Problem: Gather all lines in the entries below that include the word "name".

─── Extracted information

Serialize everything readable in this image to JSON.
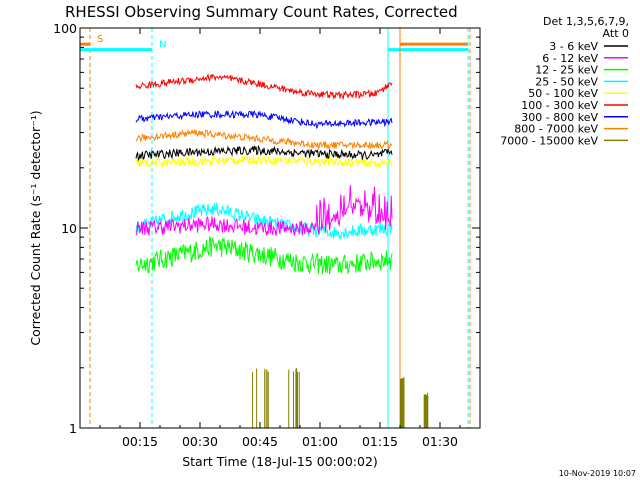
{
  "chart_data": {
    "type": "line",
    "title": "RHESSI Observing Summary Count Rates, Corrected",
    "xlabel": "Start Time (18-Jul-15 00:00:02)",
    "ylabel": "Corrected Count Rate (s⁻¹ detector⁻¹)",
    "yscale": "log",
    "ylim": [
      1,
      100
    ],
    "xlim_minutes": [
      0,
      100
    ],
    "x_ticks": [
      {
        "label": "00:15",
        "minute": 15
      },
      {
        "label": "00:30",
        "minute": 30
      },
      {
        "label": "00:45",
        "minute": 45
      },
      {
        "label": "01:00",
        "minute": 60
      },
      {
        "label": "01:15",
        "minute": 75
      },
      {
        "label": "01:30",
        "minute": 90
      }
    ],
    "y_ticks": [
      {
        "label": "1",
        "value": 1
      },
      {
        "label": "10",
        "value": 10
      },
      {
        "label": "100",
        "value": 100
      }
    ],
    "legend_header": [
      "Det 1,3,5,6,7,9,",
      "Att 0"
    ],
    "legend_position": "right",
    "series": [
      {
        "name": "3 - 6 keV",
        "color": "#000000",
        "start": 14,
        "end": 78,
        "points": [
          [
            0,
            23
          ],
          [
            15,
            24
          ],
          [
            30,
            24.5
          ],
          [
            45,
            23.5
          ],
          [
            60,
            23
          ],
          [
            64,
            24
          ],
          [
            70,
            23
          ]
        ],
        "noise": 0.05
      },
      {
        "name": "6 - 12 keV",
        "color": "#ff00ff",
        "start": 14,
        "end": 78,
        "points": [
          [
            0,
            10
          ],
          [
            20,
            10.5
          ],
          [
            30,
            10
          ],
          [
            45,
            10
          ],
          [
            50,
            11
          ],
          [
            55,
            13
          ],
          [
            60,
            11
          ],
          [
            64,
            10.5
          ]
        ],
        "noise": 0.09,
        "spikes": [
          [
            45,
            64,
            14
          ]
        ]
      },
      {
        "name": "12 - 25 keV",
        "color": "#00ff00",
        "start": 14,
        "end": 78,
        "points": [
          [
            0,
            6.5
          ],
          [
            10,
            7.3
          ],
          [
            20,
            8.2
          ],
          [
            30,
            7.5
          ],
          [
            40,
            6.8
          ],
          [
            50,
            6.5
          ],
          [
            64,
            7
          ]
        ],
        "noise": 0.12
      },
      {
        "name": "25 - 50 keV",
        "color": "#00ffff",
        "start": 14,
        "end": 78,
        "points": [
          [
            0,
            10
          ],
          [
            10,
            11.5
          ],
          [
            20,
            12.5
          ],
          [
            30,
            11
          ],
          [
            40,
            10
          ],
          [
            50,
            9.5
          ],
          [
            64,
            10
          ]
        ],
        "noise": 0.08
      },
      {
        "name": "50 - 100 keV",
        "color": "#ffff00",
        "start": 14,
        "end": 78,
        "points": [
          [
            0,
            21
          ],
          [
            15,
            21.5
          ],
          [
            30,
            22
          ],
          [
            45,
            21.5
          ],
          [
            64,
            21
          ]
        ],
        "noise": 0.05
      },
      {
        "name": "100 - 300 keV",
        "color": "#ff0000",
        "start": 14,
        "end": 78,
        "points": [
          [
            0,
            51
          ],
          [
            10,
            54
          ],
          [
            20,
            57
          ],
          [
            30,
            53
          ],
          [
            40,
            48
          ],
          [
            50,
            46
          ],
          [
            60,
            47
          ],
          [
            64,
            53
          ]
        ],
        "noise": 0.04
      },
      {
        "name": "300 - 800 keV",
        "color": "#0000ff",
        "start": 14,
        "end": 78,
        "points": [
          [
            0,
            35
          ],
          [
            15,
            37
          ],
          [
            30,
            37
          ],
          [
            45,
            33
          ],
          [
            64,
            34
          ]
        ],
        "noise": 0.04
      },
      {
        "name": "800 - 7000 keV",
        "color": "#ff8000",
        "start": 14,
        "end": 78,
        "points": [
          [
            0,
            28
          ],
          [
            15,
            30
          ],
          [
            30,
            28
          ],
          [
            45,
            26
          ],
          [
            64,
            26
          ]
        ],
        "noise": 0.04
      },
      {
        "name": "7000 - 15000 keV",
        "color": "#808000",
        "start": 14,
        "end": 78,
        "points": [
          [
            0,
            1
          ],
          [
            64,
            1
          ]
        ],
        "noise": 0,
        "bursts": [
          [
            29,
            41,
            2
          ],
          [
            66,
            67,
            1.8
          ],
          [
            72,
            73,
            1.5
          ]
        ]
      }
    ],
    "markers": [
      {
        "label": "S",
        "color": "#ff8000",
        "minute": 2.5,
        "bar_from": 0,
        "bar_to": 2.5,
        "bar_value": 83,
        "style": "dashed"
      },
      {
        "label": "N",
        "color": "#00ffff",
        "minute": 18,
        "bar_from": 0,
        "bar_to": 18,
        "bar_value": 78,
        "style": "dashed"
      },
      {
        "label": "",
        "color": "#00ffff",
        "minute": 77,
        "bar_from": 77,
        "bar_to": 97,
        "bar_value": 78,
        "style": "solid"
      },
      {
        "label": "",
        "color": "#ff8000",
        "minute": 80,
        "bar_from": 80,
        "bar_to": 97,
        "bar_value": 83,
        "style": "solid"
      },
      {
        "label": "",
        "color": "#00ffff",
        "minute": 97,
        "style": "dashed"
      },
      {
        "label": "",
        "color": "#ff8000",
        "minute": 97.5,
        "style": "dashed"
      }
    ],
    "timestamp": "10-Nov-2019 10:07",
    "grid": false
  }
}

──────

Result below:
        "name": "3 - 6 keV",
        "name": "6 - 12 keV",
        "name": "12 - 25 keV",
        "name": "25 - 50 keV",
        "name": "50 - 100 keV",
        "name": "100 - 300 keV",
        "name": "300 - 800 keV",
        "name": "800 - 7000 keV",
        "name": "7000 - 15000 keV",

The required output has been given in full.